___ Record list ___
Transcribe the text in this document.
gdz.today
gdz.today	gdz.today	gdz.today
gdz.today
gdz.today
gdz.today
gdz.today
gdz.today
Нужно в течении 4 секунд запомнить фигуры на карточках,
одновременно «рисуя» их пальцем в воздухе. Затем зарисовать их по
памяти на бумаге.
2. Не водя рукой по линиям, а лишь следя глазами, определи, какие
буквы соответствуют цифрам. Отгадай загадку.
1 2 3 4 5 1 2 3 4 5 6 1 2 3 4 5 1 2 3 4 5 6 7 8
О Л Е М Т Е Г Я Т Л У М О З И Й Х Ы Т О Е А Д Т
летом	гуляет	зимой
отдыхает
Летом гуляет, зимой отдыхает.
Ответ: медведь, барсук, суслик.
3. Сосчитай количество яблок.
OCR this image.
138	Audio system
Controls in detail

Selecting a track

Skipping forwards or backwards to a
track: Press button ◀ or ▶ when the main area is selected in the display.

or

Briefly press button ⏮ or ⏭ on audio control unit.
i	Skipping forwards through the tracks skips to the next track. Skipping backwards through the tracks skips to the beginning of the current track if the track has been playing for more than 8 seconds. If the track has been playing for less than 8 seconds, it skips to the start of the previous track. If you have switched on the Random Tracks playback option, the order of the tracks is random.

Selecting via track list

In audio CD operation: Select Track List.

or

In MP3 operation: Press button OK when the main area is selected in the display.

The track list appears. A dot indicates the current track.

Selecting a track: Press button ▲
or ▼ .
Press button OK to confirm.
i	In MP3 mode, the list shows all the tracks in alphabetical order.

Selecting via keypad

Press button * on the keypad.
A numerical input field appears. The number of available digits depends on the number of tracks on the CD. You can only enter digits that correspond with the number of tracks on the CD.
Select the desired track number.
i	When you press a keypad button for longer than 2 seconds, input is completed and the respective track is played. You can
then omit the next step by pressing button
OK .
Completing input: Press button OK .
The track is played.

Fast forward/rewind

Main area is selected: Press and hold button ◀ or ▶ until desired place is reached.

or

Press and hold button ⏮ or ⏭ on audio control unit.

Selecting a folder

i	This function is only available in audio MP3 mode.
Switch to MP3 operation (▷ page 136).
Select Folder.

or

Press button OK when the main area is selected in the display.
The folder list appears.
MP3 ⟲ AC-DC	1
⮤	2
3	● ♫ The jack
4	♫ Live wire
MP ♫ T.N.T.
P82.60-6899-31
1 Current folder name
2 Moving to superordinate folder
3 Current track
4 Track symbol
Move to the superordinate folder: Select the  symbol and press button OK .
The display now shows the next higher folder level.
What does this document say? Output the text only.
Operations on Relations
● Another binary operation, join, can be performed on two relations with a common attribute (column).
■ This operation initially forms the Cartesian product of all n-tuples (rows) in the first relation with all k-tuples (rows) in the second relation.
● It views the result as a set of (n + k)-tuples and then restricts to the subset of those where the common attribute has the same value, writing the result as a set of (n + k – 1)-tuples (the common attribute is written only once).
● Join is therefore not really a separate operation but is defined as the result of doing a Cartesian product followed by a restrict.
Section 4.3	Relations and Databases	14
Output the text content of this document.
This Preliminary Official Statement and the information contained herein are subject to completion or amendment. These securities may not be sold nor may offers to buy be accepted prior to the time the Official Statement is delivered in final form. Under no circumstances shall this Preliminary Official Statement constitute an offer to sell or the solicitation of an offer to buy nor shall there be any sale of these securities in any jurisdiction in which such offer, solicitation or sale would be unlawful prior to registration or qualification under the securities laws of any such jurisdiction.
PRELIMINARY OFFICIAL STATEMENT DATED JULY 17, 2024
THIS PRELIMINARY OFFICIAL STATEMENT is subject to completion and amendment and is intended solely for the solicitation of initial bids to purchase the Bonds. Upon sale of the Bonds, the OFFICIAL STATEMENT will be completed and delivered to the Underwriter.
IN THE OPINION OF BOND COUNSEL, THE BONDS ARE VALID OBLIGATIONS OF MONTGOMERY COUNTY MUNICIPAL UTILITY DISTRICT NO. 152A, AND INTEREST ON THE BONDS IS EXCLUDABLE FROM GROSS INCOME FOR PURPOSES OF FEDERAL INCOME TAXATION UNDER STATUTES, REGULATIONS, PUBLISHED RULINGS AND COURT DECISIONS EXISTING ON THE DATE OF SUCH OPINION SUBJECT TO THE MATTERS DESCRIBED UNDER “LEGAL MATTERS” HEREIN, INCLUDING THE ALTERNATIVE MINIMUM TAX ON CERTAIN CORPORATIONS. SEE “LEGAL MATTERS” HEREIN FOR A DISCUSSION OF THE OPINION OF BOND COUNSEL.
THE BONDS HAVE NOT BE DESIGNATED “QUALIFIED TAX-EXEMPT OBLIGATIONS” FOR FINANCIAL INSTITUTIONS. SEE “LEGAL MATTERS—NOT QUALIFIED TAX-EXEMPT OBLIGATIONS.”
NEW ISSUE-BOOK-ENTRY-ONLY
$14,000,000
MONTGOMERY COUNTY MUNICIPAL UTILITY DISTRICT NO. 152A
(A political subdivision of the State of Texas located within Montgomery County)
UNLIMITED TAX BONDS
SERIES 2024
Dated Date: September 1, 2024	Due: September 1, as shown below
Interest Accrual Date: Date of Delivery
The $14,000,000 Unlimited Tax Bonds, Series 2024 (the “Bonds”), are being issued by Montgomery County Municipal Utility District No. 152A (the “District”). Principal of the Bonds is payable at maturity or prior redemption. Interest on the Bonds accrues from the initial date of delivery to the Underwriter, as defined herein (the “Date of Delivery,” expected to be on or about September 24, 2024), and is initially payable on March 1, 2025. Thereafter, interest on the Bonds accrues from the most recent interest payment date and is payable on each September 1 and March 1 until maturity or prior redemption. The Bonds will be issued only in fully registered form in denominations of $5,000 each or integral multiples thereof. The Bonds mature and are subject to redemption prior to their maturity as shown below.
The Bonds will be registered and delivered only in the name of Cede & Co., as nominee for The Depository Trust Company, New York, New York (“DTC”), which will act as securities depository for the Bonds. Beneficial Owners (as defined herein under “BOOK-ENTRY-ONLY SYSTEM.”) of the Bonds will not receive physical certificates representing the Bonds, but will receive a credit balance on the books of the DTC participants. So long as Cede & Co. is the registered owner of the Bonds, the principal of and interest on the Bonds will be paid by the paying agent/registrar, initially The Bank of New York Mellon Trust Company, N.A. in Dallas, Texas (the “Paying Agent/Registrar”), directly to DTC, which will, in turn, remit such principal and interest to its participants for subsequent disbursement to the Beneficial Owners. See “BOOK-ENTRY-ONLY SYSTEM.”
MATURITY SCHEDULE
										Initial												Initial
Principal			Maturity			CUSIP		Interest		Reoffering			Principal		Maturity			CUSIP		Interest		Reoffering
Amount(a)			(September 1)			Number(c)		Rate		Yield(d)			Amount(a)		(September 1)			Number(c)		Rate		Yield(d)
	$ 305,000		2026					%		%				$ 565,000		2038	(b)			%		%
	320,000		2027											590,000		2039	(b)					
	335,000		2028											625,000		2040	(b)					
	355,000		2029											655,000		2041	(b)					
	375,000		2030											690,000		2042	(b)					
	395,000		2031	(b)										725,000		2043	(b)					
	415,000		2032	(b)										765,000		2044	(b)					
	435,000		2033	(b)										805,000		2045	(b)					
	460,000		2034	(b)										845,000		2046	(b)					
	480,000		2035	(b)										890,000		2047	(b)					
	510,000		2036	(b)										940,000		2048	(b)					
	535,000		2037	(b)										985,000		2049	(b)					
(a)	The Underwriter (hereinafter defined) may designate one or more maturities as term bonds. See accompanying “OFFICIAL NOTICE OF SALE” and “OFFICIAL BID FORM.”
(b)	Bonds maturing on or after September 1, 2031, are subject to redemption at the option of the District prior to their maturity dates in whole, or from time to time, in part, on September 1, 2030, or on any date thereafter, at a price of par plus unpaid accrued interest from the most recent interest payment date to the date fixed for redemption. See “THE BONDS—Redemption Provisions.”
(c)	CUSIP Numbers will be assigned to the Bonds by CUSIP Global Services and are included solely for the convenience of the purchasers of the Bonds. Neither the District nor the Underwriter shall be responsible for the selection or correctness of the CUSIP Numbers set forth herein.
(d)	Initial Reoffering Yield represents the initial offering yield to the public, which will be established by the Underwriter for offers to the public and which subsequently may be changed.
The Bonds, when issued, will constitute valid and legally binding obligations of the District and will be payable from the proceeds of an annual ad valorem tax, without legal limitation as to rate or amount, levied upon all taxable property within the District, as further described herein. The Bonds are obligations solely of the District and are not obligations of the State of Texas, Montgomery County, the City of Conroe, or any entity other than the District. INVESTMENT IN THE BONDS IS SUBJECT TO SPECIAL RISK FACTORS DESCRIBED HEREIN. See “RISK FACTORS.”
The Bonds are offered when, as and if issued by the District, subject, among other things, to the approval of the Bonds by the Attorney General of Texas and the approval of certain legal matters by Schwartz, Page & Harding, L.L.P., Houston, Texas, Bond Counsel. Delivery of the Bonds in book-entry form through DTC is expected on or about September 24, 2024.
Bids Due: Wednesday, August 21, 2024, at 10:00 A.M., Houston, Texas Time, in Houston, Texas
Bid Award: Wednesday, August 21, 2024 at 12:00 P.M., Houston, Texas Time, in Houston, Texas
___
_Problem to work on_.
Pull out every line in the data above that has the word "keypad".

_Answer for the task_.
Selecting via keypad
Press button * on the keypad.
i	When you press a keypad button for longer than 2 seconds, input is completed and the respective track is played. You can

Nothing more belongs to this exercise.